> [SHORT TASK] Gather all lines from the material that contain the word "type".

--- RECORDS SUPPLIED ---

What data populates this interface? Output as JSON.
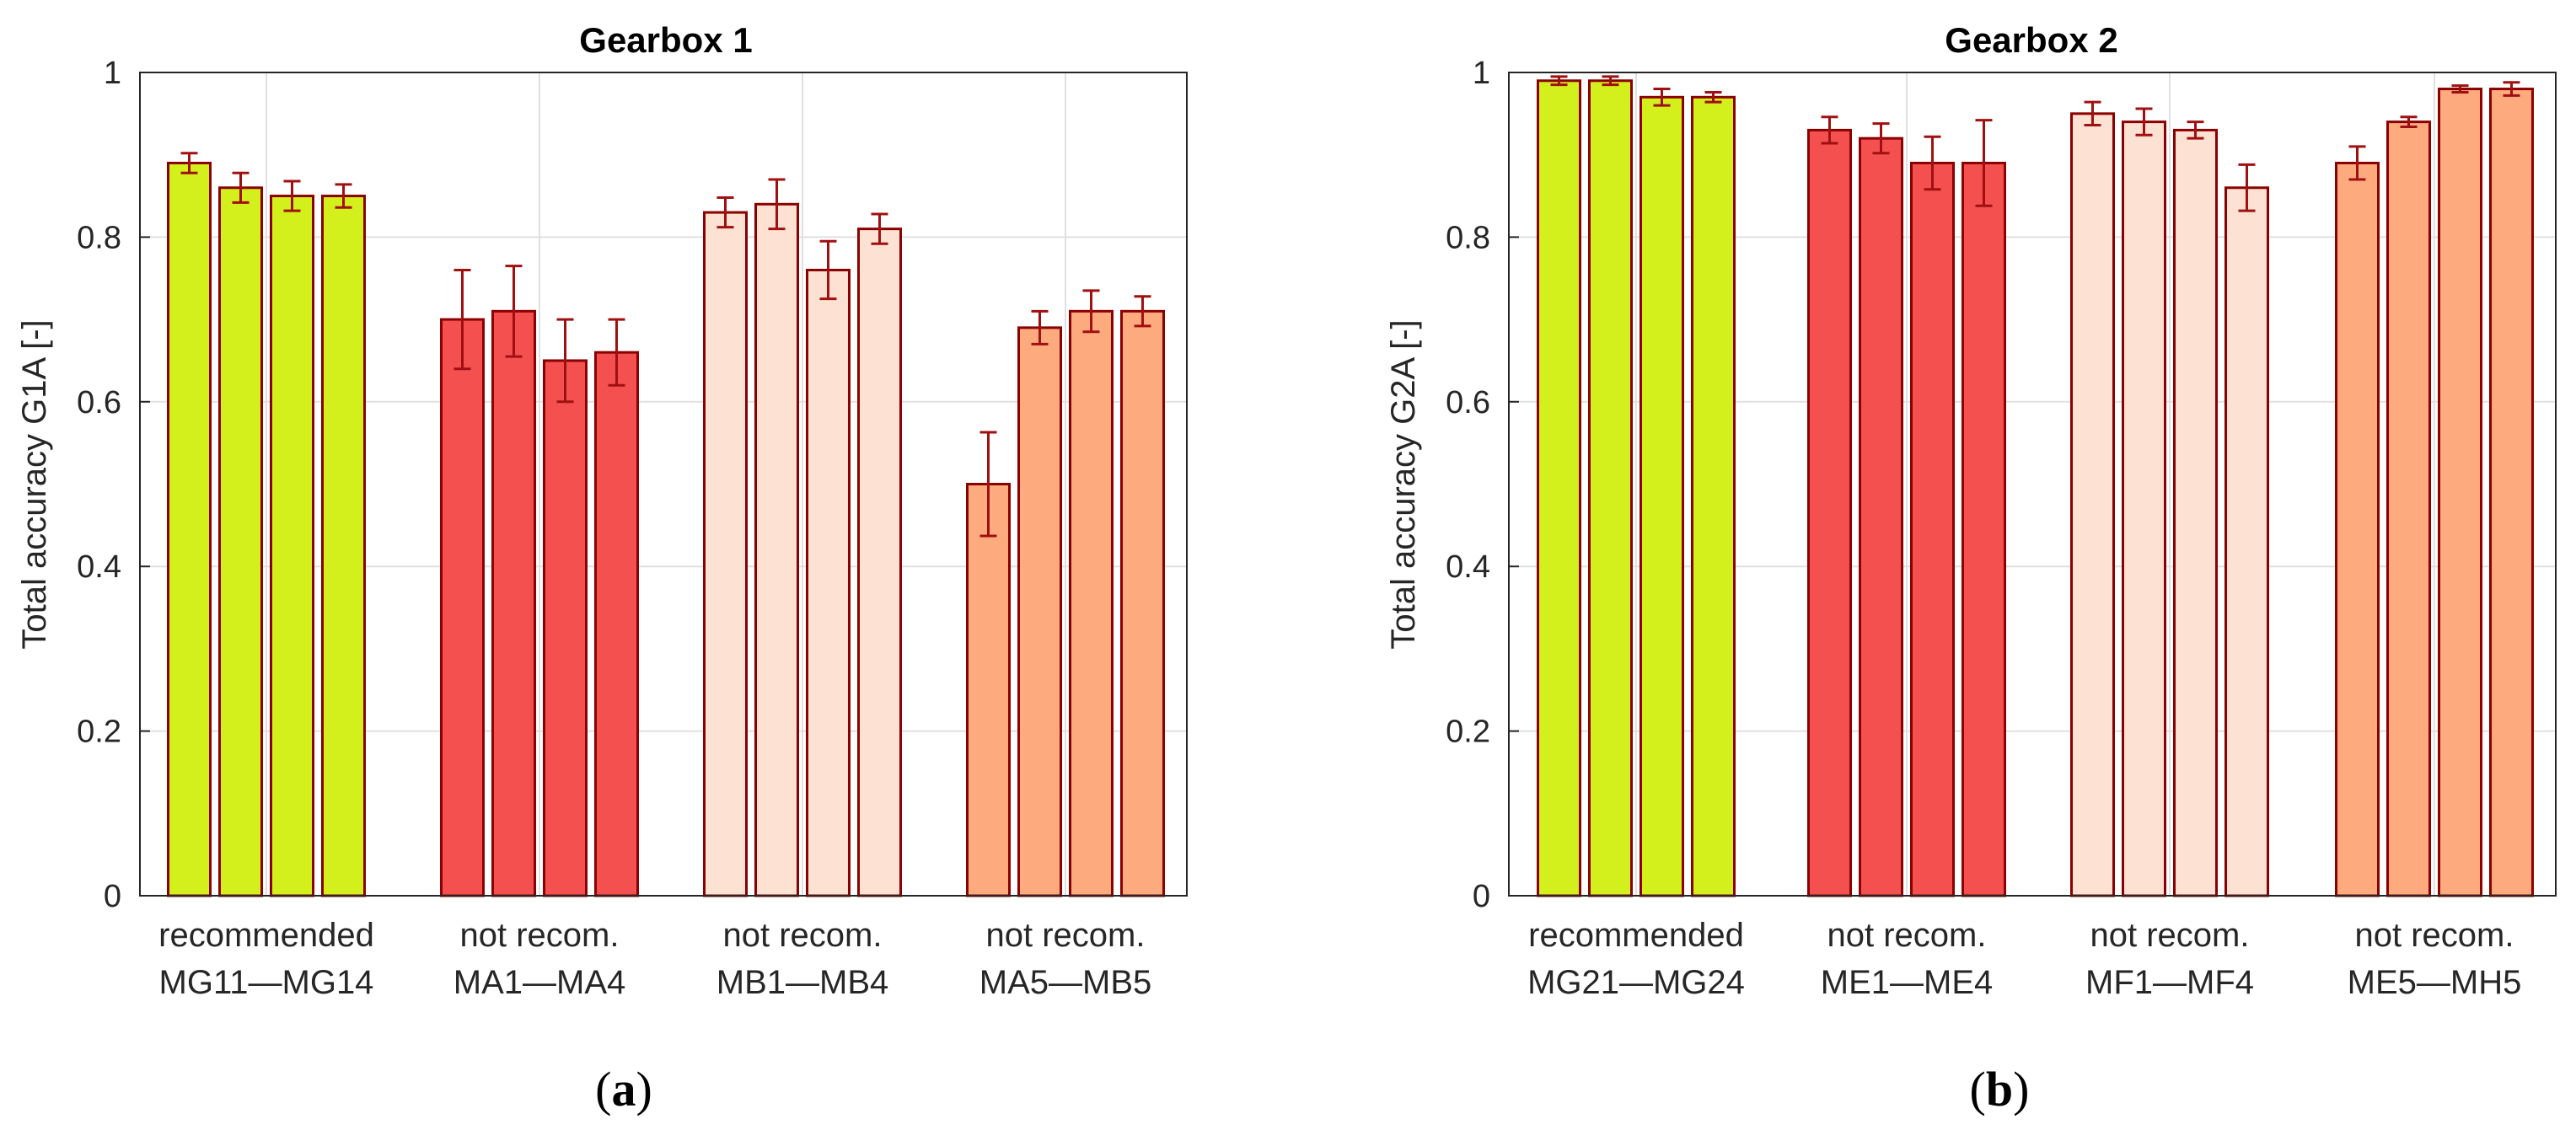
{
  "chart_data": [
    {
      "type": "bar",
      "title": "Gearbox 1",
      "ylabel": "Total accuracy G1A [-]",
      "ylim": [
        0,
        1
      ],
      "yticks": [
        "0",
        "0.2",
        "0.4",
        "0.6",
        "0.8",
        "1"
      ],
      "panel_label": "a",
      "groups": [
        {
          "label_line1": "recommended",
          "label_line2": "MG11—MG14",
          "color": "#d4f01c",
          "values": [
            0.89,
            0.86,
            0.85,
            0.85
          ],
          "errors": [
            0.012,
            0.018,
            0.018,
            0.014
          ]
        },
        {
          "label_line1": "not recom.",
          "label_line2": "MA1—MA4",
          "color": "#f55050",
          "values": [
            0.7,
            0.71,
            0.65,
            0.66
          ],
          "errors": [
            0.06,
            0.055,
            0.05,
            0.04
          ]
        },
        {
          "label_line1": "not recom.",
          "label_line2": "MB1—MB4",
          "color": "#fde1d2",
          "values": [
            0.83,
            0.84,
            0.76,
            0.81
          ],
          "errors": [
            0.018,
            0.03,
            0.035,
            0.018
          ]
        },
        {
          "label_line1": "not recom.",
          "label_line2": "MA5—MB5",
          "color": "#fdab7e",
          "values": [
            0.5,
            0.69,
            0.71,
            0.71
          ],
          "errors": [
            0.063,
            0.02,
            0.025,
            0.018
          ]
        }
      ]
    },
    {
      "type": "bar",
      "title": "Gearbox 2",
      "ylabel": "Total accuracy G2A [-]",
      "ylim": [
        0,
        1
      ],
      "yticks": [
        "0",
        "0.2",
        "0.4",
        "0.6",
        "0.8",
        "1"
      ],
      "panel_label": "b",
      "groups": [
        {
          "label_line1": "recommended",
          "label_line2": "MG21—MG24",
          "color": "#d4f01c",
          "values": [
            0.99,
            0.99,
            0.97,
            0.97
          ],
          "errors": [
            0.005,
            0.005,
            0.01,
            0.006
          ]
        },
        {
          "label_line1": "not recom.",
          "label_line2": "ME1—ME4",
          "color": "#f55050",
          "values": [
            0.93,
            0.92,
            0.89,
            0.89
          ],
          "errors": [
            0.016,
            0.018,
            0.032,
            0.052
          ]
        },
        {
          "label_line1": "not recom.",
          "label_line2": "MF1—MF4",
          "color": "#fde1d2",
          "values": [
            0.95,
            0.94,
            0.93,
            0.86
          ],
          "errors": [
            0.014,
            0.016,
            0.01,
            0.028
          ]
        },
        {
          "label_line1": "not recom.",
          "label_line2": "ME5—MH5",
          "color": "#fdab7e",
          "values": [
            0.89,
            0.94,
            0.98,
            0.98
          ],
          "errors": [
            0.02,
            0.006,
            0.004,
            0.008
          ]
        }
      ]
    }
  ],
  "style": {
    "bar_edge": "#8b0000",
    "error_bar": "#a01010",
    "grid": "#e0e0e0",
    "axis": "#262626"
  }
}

---
--- RECORDS SUPPLIED ---

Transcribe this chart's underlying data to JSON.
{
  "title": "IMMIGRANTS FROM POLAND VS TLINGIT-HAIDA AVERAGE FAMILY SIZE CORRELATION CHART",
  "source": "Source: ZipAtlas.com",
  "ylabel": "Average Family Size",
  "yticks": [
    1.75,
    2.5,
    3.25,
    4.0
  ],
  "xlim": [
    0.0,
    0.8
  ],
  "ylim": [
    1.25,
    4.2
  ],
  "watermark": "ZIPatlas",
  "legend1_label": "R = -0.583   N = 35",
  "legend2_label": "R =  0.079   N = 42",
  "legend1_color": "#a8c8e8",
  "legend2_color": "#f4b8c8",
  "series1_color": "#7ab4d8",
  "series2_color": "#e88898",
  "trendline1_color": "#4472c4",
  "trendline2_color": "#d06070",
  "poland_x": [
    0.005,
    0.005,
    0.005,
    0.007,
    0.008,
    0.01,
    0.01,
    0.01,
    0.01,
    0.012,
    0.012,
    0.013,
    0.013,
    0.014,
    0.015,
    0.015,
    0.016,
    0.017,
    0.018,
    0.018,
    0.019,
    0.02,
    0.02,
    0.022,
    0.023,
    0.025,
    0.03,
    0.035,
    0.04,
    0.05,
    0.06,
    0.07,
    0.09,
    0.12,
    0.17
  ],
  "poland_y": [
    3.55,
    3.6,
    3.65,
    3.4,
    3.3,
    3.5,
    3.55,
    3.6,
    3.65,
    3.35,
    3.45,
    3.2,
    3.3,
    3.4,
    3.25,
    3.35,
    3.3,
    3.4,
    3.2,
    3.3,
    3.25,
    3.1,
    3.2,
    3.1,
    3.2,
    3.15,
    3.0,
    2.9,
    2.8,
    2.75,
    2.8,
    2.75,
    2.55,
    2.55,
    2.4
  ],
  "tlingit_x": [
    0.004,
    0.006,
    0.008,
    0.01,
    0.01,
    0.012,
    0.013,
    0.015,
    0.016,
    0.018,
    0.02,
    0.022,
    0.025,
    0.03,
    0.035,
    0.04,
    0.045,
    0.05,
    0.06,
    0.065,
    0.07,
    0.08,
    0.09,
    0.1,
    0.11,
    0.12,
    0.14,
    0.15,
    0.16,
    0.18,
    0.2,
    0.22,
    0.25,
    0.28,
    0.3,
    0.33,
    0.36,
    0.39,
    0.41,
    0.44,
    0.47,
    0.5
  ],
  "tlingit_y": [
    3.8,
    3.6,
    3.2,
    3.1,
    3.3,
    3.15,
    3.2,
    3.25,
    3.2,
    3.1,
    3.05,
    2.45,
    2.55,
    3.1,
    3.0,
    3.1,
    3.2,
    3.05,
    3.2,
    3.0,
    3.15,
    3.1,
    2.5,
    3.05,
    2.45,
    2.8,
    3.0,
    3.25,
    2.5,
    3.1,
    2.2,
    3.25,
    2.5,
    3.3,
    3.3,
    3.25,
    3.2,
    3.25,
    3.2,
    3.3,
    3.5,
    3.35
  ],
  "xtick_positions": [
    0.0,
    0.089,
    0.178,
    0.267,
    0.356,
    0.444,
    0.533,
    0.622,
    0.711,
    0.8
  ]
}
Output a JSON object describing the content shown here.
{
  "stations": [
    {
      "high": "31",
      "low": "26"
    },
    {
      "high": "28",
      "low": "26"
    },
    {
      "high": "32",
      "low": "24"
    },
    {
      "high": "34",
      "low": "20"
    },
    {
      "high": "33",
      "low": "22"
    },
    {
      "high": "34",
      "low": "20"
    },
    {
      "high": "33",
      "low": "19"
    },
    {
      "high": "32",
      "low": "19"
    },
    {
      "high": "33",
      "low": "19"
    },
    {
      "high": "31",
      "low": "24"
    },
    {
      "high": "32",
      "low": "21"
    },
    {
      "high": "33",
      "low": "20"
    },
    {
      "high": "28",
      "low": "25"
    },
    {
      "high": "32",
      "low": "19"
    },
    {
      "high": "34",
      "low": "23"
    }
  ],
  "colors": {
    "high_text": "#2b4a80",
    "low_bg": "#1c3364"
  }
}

---
--- RECORDS SUPPLIED ---

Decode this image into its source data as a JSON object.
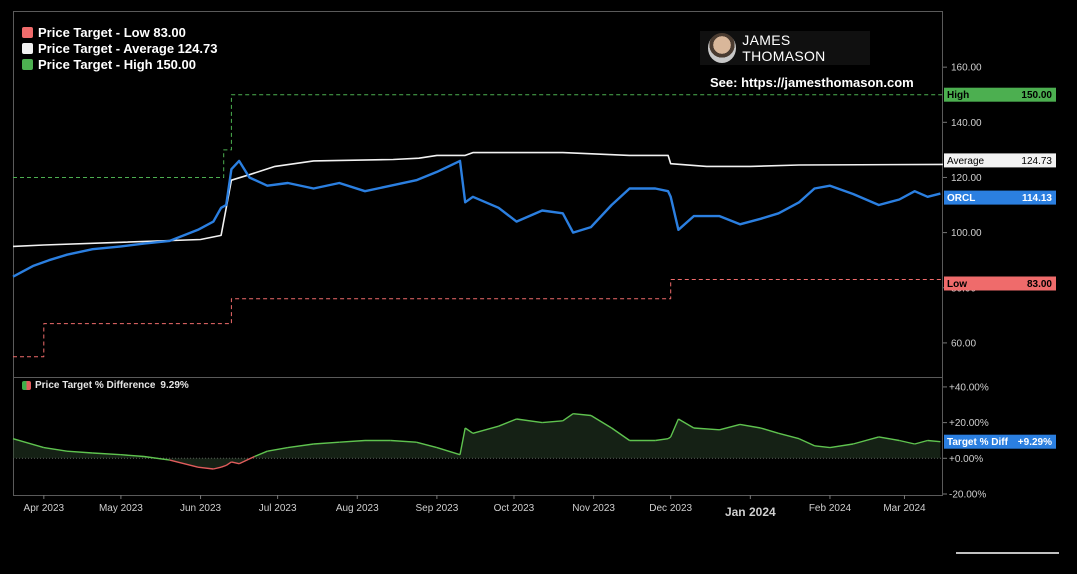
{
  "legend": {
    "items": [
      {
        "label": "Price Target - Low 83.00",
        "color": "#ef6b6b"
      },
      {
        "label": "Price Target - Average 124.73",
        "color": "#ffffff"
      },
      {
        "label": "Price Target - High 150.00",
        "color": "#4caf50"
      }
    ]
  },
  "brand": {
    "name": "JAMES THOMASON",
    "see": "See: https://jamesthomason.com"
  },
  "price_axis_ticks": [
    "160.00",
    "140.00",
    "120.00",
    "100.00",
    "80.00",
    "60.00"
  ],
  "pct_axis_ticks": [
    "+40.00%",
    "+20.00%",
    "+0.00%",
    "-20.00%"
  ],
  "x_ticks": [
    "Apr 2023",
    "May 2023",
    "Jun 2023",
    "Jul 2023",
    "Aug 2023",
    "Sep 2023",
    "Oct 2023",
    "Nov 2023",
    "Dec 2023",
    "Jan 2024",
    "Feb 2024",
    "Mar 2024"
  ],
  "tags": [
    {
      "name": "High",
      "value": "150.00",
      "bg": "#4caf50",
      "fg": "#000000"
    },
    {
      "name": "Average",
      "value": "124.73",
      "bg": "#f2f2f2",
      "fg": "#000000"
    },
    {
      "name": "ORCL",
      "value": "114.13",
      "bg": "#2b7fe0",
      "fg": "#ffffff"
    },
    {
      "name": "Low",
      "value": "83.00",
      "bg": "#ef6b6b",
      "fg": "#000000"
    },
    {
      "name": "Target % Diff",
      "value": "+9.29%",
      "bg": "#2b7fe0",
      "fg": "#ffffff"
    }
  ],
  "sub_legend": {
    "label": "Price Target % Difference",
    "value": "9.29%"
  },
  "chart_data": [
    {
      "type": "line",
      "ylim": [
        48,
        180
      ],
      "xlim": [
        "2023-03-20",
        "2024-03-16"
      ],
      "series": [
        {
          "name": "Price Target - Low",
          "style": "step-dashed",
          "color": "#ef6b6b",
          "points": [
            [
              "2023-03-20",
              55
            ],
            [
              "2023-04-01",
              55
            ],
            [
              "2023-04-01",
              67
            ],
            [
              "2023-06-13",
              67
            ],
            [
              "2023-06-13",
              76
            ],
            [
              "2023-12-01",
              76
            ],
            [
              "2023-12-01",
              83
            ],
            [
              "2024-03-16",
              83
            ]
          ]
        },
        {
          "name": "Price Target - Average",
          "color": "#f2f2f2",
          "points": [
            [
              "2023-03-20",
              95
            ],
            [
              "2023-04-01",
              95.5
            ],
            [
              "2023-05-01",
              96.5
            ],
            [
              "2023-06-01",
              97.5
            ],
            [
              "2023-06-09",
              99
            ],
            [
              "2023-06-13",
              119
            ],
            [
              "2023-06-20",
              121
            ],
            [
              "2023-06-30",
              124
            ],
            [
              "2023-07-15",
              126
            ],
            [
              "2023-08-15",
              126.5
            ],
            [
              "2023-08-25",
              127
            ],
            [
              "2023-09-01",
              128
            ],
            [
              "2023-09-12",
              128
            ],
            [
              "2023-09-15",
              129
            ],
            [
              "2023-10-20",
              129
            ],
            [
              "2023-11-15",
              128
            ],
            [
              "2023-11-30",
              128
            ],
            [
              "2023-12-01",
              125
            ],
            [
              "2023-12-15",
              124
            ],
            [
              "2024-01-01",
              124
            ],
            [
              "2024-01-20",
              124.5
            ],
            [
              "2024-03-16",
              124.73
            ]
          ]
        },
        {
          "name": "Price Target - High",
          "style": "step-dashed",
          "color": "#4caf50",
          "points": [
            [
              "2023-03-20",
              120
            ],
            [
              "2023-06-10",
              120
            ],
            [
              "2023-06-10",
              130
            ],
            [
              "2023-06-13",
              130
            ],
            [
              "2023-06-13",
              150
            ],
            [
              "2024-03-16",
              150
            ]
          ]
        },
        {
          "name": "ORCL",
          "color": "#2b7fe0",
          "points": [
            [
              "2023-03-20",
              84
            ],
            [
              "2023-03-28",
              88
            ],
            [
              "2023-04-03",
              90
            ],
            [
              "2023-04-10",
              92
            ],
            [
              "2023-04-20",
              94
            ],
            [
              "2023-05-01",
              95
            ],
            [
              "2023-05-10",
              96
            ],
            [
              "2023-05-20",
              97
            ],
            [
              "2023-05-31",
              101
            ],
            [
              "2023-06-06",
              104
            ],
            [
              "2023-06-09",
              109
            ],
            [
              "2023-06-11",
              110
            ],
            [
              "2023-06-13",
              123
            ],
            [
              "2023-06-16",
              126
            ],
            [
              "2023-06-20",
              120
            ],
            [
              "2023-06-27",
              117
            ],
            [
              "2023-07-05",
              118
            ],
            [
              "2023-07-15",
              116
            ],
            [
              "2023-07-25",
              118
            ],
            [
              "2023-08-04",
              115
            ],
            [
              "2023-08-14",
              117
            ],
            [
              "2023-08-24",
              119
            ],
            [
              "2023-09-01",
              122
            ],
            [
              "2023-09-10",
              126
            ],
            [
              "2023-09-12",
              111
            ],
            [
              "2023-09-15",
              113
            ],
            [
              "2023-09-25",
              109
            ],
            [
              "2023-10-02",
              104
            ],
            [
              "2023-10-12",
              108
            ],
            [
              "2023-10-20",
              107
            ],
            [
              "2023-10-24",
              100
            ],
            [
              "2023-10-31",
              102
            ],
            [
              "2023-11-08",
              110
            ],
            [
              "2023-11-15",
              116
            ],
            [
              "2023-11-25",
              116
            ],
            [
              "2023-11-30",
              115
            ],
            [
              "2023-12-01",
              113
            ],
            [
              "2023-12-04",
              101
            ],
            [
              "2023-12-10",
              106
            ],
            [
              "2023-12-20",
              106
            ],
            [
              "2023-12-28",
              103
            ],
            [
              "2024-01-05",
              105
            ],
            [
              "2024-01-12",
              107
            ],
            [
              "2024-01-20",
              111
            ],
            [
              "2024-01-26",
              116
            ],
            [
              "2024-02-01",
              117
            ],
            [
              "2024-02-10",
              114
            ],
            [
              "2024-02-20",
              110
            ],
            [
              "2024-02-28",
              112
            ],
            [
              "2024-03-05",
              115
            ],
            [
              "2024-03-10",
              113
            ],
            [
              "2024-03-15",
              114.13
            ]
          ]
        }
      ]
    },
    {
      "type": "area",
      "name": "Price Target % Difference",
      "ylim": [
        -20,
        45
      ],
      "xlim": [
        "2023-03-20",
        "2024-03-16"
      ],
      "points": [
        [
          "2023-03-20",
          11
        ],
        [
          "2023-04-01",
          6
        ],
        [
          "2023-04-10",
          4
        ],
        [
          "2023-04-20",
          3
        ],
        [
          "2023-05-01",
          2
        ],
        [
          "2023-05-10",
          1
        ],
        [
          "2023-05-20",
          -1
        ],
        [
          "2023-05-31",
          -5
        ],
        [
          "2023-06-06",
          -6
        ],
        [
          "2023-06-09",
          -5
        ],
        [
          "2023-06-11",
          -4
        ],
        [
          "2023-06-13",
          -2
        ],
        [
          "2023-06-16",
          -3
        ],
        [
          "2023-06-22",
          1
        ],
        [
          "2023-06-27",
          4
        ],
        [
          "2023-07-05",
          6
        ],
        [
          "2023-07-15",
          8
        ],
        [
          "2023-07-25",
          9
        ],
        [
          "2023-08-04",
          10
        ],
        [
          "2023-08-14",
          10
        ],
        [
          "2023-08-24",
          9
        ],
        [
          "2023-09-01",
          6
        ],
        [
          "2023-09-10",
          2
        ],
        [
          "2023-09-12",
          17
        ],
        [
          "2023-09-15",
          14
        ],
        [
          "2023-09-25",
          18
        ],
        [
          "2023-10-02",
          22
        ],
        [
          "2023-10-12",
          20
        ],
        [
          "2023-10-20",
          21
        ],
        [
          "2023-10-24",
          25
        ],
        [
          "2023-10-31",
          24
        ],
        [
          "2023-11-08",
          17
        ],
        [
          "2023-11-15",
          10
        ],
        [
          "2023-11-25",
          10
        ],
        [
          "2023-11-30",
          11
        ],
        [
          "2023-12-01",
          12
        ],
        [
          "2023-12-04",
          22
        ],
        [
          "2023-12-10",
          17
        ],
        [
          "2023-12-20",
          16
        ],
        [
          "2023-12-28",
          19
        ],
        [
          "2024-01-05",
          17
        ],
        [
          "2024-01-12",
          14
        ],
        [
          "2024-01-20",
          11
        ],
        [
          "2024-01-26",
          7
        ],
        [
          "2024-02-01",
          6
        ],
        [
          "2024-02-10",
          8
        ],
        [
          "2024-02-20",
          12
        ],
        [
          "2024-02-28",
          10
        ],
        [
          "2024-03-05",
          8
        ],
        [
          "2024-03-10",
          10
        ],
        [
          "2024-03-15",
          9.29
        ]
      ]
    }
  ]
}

---

> [WRITTEN RESPONSE]
      "type": "bar",
      "type": "bar",
      "type": "line",
      "type": "area",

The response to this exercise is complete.